State how many lines in the listing below include the word "icon". Give nothing but the number.

*** Material ***

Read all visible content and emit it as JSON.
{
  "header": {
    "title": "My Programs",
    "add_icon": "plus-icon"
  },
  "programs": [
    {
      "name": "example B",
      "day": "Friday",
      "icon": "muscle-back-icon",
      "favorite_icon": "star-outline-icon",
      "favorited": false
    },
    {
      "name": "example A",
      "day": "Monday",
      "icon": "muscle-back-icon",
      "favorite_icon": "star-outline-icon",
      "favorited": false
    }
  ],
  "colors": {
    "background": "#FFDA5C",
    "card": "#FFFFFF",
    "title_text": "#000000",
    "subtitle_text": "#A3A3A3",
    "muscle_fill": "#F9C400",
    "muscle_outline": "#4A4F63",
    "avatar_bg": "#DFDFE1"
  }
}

***
*** Material ***

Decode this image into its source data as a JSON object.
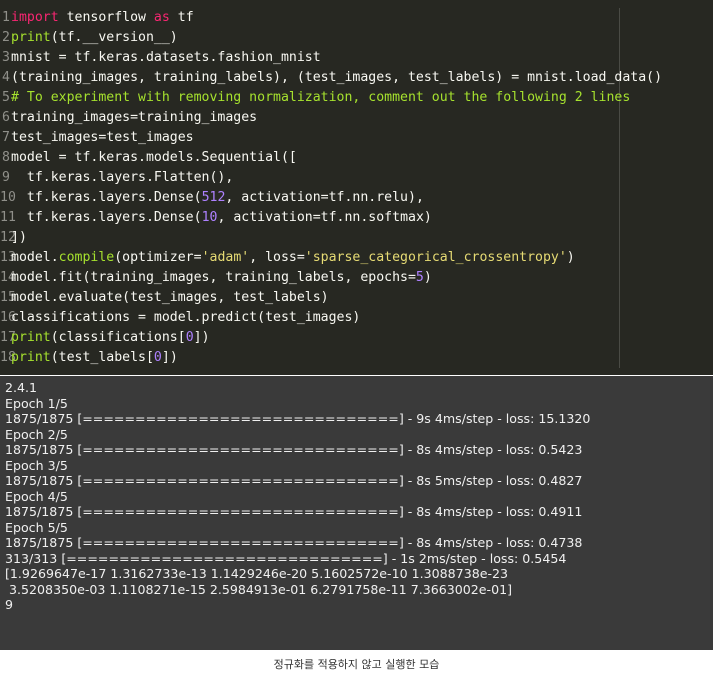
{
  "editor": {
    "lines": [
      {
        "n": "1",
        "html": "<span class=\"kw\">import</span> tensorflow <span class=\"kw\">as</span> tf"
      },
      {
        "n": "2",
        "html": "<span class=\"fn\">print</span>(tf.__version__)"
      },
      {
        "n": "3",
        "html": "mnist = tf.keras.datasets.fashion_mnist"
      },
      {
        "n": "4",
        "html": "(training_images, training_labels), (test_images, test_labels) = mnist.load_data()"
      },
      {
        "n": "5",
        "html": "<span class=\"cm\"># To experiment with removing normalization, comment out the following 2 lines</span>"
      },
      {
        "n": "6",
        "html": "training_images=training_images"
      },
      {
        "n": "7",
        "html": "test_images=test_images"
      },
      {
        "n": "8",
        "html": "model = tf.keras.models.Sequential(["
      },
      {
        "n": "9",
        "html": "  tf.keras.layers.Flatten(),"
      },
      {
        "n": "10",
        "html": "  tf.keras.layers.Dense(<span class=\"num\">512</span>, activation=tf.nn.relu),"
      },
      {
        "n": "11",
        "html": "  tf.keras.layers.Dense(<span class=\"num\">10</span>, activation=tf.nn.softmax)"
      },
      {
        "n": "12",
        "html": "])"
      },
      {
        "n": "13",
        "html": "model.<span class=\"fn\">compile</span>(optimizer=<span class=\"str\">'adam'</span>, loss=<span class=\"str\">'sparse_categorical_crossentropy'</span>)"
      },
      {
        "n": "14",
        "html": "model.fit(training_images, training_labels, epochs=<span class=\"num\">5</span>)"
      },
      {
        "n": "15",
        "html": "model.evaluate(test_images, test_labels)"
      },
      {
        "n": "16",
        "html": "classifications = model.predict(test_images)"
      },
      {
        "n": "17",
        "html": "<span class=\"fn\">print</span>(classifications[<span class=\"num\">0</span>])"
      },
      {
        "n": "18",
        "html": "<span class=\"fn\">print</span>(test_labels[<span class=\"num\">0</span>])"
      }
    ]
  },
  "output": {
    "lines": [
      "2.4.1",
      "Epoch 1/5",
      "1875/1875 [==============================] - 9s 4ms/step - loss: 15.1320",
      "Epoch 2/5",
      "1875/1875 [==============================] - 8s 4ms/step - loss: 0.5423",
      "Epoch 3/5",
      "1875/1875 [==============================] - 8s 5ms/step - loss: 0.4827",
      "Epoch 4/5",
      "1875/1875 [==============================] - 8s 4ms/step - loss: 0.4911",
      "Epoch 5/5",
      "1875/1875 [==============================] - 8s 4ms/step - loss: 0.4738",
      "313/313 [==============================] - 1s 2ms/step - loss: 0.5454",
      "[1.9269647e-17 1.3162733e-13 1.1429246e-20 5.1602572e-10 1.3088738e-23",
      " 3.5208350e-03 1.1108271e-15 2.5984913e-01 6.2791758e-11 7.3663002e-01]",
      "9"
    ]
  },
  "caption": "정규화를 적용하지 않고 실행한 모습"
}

***
*** Material ***

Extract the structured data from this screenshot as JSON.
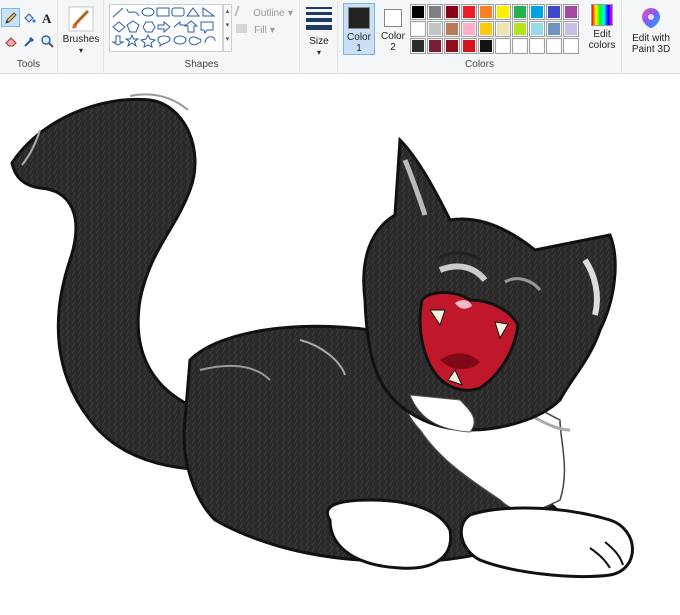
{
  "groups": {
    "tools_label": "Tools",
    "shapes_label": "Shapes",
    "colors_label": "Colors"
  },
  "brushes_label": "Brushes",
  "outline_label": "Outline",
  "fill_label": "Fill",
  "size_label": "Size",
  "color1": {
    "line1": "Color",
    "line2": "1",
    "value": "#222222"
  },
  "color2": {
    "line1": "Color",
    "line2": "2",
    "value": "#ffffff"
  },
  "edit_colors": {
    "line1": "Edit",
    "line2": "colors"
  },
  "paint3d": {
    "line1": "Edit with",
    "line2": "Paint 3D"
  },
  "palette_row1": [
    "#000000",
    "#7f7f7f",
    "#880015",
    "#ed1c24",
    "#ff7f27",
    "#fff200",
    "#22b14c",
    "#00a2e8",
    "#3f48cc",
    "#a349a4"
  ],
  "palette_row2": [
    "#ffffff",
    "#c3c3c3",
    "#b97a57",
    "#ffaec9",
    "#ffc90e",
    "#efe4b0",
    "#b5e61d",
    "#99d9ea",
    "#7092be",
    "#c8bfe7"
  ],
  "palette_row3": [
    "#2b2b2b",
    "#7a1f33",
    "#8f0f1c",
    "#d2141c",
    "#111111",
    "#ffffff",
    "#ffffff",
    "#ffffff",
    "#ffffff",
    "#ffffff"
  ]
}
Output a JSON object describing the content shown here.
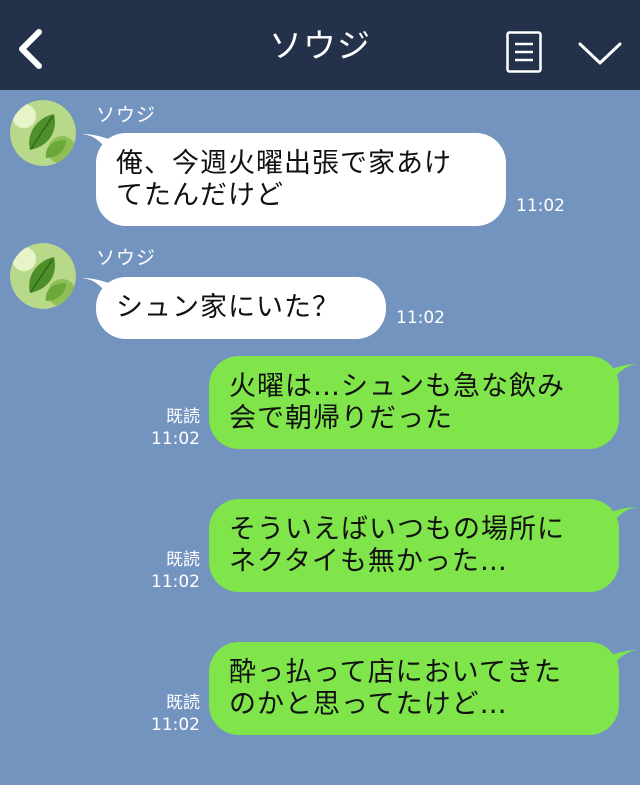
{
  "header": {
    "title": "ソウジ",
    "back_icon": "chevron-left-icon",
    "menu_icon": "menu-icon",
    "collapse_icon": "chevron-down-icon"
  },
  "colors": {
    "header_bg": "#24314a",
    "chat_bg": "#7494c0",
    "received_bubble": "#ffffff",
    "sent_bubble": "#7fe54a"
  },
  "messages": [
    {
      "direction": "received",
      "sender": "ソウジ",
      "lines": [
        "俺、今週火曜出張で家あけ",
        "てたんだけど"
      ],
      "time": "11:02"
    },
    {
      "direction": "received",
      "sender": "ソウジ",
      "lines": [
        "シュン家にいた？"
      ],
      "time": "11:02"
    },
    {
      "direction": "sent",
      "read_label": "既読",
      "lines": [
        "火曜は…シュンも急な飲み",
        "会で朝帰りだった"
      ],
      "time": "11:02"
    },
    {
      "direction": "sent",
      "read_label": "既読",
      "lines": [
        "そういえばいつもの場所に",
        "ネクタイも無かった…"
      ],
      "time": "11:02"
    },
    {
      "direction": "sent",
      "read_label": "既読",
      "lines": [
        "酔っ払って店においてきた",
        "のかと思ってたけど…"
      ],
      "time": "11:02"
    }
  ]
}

***

■ Output ■
8